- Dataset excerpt

-------------------------

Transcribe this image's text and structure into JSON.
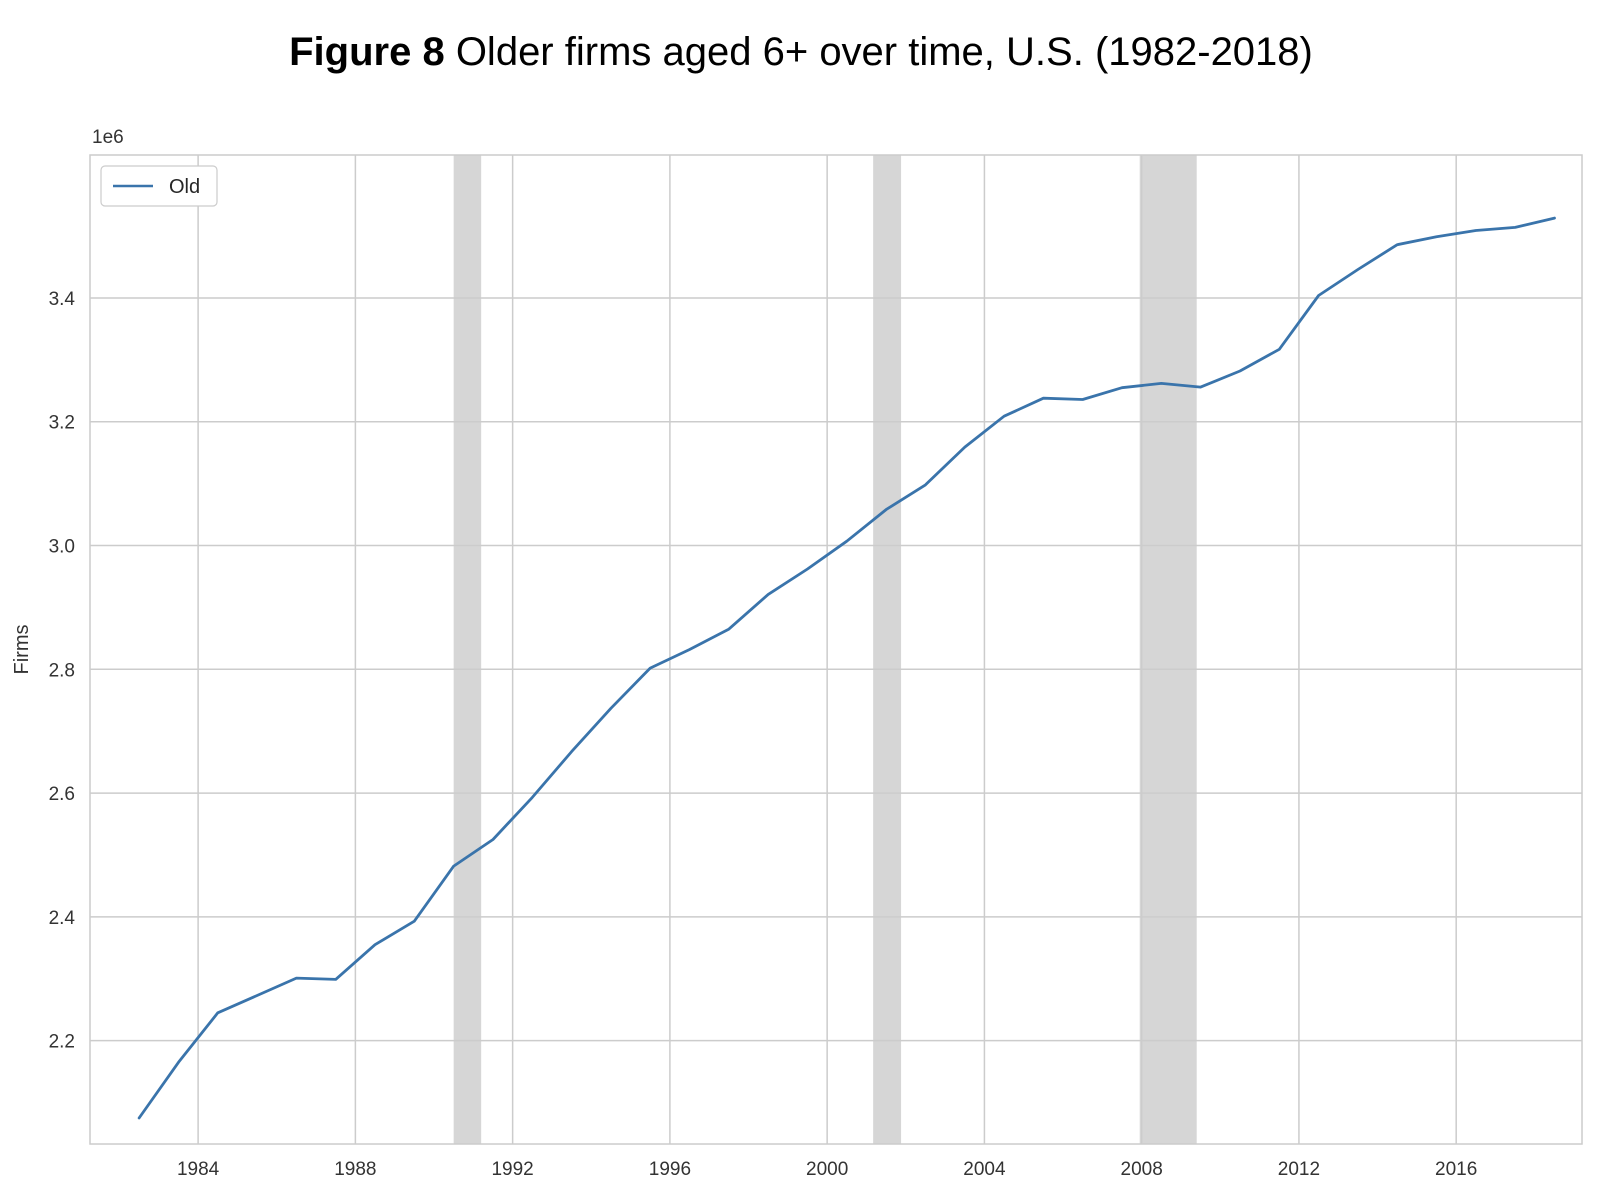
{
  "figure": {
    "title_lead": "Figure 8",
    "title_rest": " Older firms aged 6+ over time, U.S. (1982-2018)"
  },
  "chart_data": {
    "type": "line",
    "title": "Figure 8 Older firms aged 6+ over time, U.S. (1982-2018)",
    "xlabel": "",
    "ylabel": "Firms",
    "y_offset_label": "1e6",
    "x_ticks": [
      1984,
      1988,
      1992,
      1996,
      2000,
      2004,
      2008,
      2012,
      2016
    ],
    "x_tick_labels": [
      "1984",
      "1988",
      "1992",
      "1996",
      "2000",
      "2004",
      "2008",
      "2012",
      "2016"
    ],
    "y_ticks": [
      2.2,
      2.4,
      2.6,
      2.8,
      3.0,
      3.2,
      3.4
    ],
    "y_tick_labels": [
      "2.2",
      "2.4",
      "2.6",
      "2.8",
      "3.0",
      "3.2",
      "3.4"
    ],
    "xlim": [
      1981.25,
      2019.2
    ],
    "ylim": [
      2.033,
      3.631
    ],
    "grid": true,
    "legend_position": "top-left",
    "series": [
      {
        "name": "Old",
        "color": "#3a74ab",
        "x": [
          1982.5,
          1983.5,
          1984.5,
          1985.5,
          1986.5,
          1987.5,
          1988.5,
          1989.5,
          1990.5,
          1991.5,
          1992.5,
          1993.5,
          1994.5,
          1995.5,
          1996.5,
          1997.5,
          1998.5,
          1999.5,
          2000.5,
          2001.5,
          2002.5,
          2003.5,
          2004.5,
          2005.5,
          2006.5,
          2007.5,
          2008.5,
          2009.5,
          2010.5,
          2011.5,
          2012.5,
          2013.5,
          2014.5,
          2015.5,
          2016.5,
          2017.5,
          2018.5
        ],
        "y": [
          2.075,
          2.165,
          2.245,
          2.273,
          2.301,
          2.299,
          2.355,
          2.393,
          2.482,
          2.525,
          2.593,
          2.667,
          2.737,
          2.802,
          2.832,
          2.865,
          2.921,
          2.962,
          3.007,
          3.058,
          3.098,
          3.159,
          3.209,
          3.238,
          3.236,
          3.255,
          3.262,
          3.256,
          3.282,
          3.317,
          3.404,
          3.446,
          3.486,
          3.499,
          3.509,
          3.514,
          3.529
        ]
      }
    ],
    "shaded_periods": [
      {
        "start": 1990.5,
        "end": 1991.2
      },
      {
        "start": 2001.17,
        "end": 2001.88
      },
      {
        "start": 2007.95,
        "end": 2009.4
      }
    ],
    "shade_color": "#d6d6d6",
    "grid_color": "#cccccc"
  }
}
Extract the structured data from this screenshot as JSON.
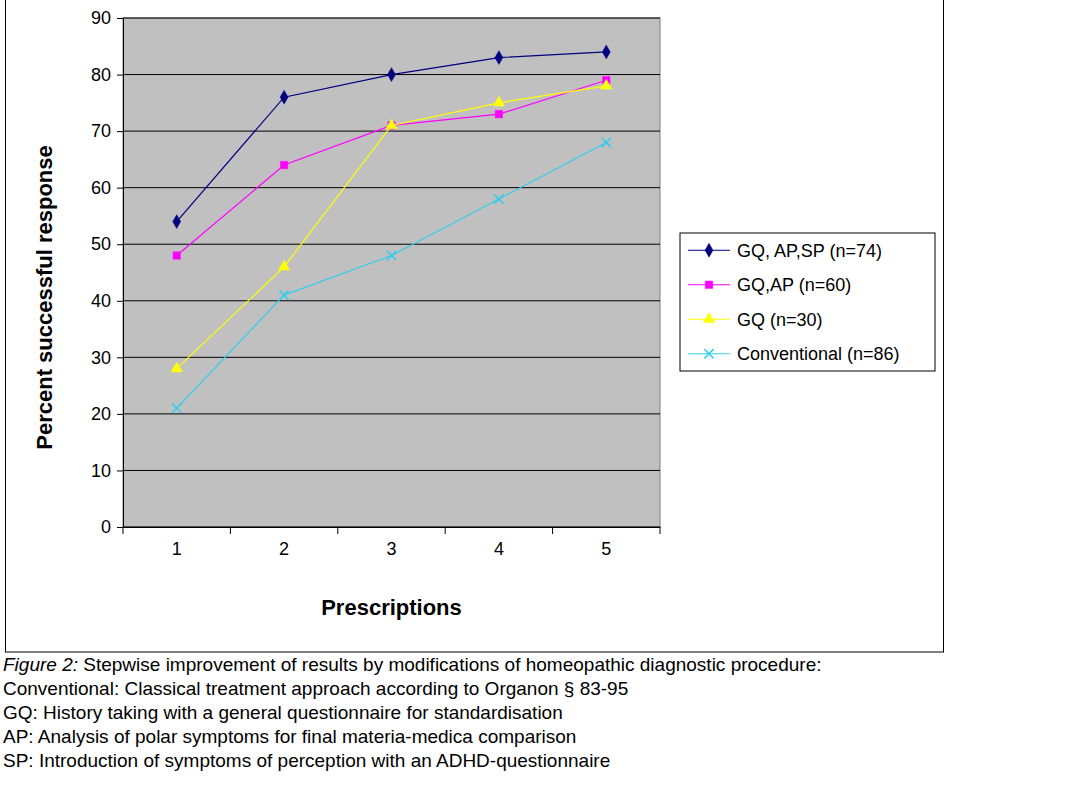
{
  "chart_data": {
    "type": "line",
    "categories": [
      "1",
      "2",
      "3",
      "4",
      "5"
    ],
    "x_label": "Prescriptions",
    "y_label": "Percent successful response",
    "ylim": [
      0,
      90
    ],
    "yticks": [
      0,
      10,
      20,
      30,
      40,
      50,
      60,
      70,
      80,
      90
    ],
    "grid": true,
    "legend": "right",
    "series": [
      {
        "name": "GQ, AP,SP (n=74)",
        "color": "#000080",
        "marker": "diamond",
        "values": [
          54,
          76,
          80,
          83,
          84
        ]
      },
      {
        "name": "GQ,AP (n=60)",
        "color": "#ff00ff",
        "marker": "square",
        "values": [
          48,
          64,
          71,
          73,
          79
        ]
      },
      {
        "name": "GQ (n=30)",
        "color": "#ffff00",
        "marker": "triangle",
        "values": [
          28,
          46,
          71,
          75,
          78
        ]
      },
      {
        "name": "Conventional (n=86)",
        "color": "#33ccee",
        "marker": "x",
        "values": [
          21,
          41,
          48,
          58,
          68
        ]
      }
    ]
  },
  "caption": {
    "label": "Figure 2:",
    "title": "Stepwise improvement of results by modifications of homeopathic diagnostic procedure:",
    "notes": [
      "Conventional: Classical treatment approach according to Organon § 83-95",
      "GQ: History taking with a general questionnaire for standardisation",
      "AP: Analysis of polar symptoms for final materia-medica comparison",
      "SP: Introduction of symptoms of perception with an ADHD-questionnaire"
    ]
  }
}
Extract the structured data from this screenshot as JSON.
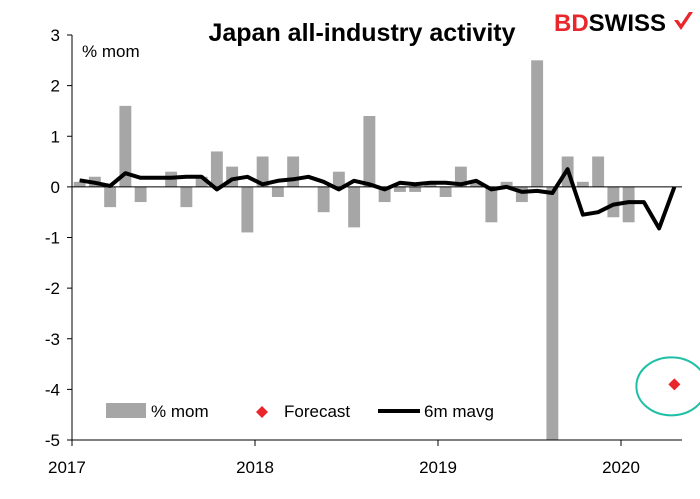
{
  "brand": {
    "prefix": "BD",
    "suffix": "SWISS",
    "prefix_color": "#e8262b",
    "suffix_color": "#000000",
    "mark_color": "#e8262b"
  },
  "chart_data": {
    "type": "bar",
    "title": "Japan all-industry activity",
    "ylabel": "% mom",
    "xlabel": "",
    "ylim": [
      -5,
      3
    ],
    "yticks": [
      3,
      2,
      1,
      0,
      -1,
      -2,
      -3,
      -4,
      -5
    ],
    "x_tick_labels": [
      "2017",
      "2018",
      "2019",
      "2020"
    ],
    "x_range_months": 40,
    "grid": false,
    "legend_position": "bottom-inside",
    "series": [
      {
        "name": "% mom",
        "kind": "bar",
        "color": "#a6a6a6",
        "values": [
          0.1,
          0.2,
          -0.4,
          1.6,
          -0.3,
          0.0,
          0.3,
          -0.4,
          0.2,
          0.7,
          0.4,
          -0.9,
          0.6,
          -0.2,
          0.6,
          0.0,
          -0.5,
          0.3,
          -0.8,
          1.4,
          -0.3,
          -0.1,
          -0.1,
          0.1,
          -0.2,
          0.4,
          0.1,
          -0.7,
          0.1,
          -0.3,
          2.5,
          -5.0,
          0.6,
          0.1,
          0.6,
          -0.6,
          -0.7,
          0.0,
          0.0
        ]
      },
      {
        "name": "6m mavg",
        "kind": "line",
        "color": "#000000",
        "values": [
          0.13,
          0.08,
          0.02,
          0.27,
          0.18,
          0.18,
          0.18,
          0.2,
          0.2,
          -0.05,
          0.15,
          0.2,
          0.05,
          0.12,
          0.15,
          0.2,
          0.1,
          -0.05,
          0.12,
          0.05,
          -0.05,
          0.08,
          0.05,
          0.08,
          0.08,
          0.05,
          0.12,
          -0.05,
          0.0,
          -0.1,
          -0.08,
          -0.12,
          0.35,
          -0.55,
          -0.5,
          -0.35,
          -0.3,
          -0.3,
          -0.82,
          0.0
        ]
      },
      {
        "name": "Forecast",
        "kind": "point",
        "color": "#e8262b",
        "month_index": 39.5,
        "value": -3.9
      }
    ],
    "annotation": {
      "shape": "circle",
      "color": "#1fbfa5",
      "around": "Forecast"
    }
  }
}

-------------------------

- Task to carry out
Make a verbatim copy of all the entries and strip out the pictures.

- Output of the exercise
Transcribe this image's text and structure into JSON.
{
  "figure": {
    "title_lead": "Figure 8",
    "title_rest": " Older firms aged 6+ over time, U.S. (1982-2018)"
  },
  "chart_data": {
    "type": "line",
    "title": "Figure 8 Older firms aged 6+ over time, U.S. (1982-2018)",
    "xlabel": "",
    "ylabel": "Firms",
    "y_offset_label": "1e6",
    "x_ticks": [
      1984,
      1988,
      1992,
      1996,
      2000,
      2004,
      2008,
      2012,
      2016
    ],
    "x_tick_labels": [
      "1984",
      "1988",
      "1992",
      "1996",
      "2000",
      "2004",
      "2008",
      "2012",
      "2016"
    ],
    "y_ticks": [
      2.2,
      2.4,
      2.6,
      2.8,
      3.0,
      3.2,
      3.4
    ],
    "y_tick_labels": [
      "2.2",
      "2.4",
      "2.6",
      "2.8",
      "3.0",
      "3.2",
      "3.4"
    ],
    "xlim": [
      1981.25,
      2019.2
    ],
    "ylim": [
      2.033,
      3.631
    ],
    "grid": true,
    "legend_position": "top-left",
    "series": [
      {
        "name": "Old",
        "color": "#3a74ab",
        "x": [
          1982.5,
          1983.5,
          1984.5,
          1985.5,
          1986.5,
          1987.5,
          1988.5,
          1989.5,
          1990.5,
          1991.5,
          1992.5,
          1993.5,
          1994.5,
          1995.5,
          1996.5,
          1997.5,
          1998.5,
          1999.5,
          2000.5,
          2001.5,
          2002.5,
          2003.5,
          2004.5,
          2005.5,
          2006.5,
          2007.5,
          2008.5,
          2009.5,
          2010.5,
          2011.5,
          2012.5,
          2013.5,
          2014.5,
          2015.5,
          2016.5,
          2017.5,
          2018.5
        ],
        "y": [
          2.075,
          2.165,
          2.245,
          2.273,
          2.301,
          2.299,
          2.355,
          2.393,
          2.482,
          2.525,
          2.593,
          2.667,
          2.737,
          2.802,
          2.832,
          2.865,
          2.921,
          2.962,
          3.007,
          3.058,
          3.098,
          3.159,
          3.209,
          3.238,
          3.236,
          3.255,
          3.262,
          3.256,
          3.282,
          3.317,
          3.404,
          3.446,
          3.486,
          3.499,
          3.509,
          3.514,
          3.529
        ]
      }
    ],
    "shaded_periods": [
      {
        "start": 1990.5,
        "end": 1991.2
      },
      {
        "start": 2001.17,
        "end": 2001.88
      },
      {
        "start": 2007.95,
        "end": 2009.4
      }
    ],
    "shade_color": "#d6d6d6",
    "grid_color": "#cccccc"
  }
}
Extract the structured data from this screenshot as JSON.
{
  "chart_data": {
    "type": "line",
    "categories": [
      "1",
      "2",
      "3",
      "4",
      "5"
    ],
    "x_label": "Prescriptions",
    "y_label": "Percent successful response",
    "ylim": [
      0,
      90
    ],
    "yticks": [
      0,
      10,
      20,
      30,
      40,
      50,
      60,
      70,
      80,
      90
    ],
    "grid": true,
    "legend": "right",
    "series": [
      {
        "name": "GQ, AP,SP (n=74)",
        "color": "#000080",
        "marker": "diamond",
        "values": [
          54,
          76,
          80,
          83,
          84
        ]
      },
      {
        "name": "GQ,AP (n=60)",
        "color": "#ff00ff",
        "marker": "square",
        "values": [
          48,
          64,
          71,
          73,
          79
        ]
      },
      {
        "name": "GQ (n=30)",
        "color": "#ffff00",
        "marker": "triangle",
        "values": [
          28,
          46,
          71,
          75,
          78
        ]
      },
      {
        "name": "Conventional (n=86)",
        "color": "#33ccee",
        "marker": "x",
        "values": [
          21,
          41,
          48,
          58,
          68
        ]
      }
    ]
  },
  "caption": {
    "label": "Figure 2:",
    "title": "Stepwise improvement of results by modifications of homeopathic diagnostic procedure:",
    "notes": [
      "Conventional: Classical treatment approach according to Organon § 83-95",
      "GQ: History taking with a general questionnaire for standardisation",
      "AP: Analysis of polar symptoms for final materia-medica comparison",
      "SP: Introduction of symptoms of perception with an ADHD-questionnaire"
    ]
  }
}
Extract the structured data from this screenshot as JSON.
{
  "brand": {
    "prefix": "BD",
    "suffix": "SWISS",
    "prefix_color": "#e8262b",
    "suffix_color": "#000000",
    "mark_color": "#e8262b"
  },
  "chart_data": {
    "type": "bar",
    "title": "Japan all-industry activity",
    "ylabel": "% mom",
    "xlabel": "",
    "ylim": [
      -5,
      3
    ],
    "yticks": [
      3,
      2,
      1,
      0,
      -1,
      -2,
      -3,
      -4,
      -5
    ],
    "x_tick_labels": [
      "2017",
      "2018",
      "2019",
      "2020"
    ],
    "x_range_months": 40,
    "grid": false,
    "legend_position": "bottom-inside",
    "series": [
      {
        "name": "% mom",
        "kind": "bar",
        "color": "#a6a6a6",
        "values": [
          0.1,
          0.2,
          -0.4,
          1.6,
          -0.3,
          0.0,
          0.3,
          -0.4,
          0.2,
          0.7,
          0.4,
          -0.9,
          0.6,
          -0.2,
          0.6,
          0.0,
          -0.5,
          0.3,
          -0.8,
          1.4,
          -0.3,
          -0.1,
          -0.1,
          0.1,
          -0.2,
          0.4,
          0.1,
          -0.7,
          0.1,
          -0.3,
          2.5,
          -5.0,
          0.6,
          0.1,
          0.6,
          -0.6,
          -0.7,
          0.0,
          0.0
        ]
      },
      {
        "name": "6m mavg",
        "kind": "line",
        "color": "#000000",
        "values": [
          0.13,
          0.08,
          0.02,
          0.27,
          0.18,
          0.18,
          0.18,
          0.2,
          0.2,
          -0.05,
          0.15,
          0.2,
          0.05,
          0.12,
          0.15,
          0.2,
          0.1,
          -0.05,
          0.12,
          0.05,
          -0.05,
          0.08,
          0.05,
          0.08,
          0.08,
          0.05,
          0.12,
          -0.05,
          0.0,
          -0.1,
          -0.08,
          -0.12,
          0.35,
          -0.55,
          -0.5,
          -0.35,
          -0.3,
          -0.3,
          -0.82,
          0.0
        ]
      },
      {
        "name": "Forecast",
        "kind": "point",
        "color": "#e8262b",
        "month_index": 39.5,
        "value": -3.9
      }
    ],
    "annotation": {
      "shape": "circle",
      "color": "#1fbfa5",
      "around": "Forecast"
    }
  }
}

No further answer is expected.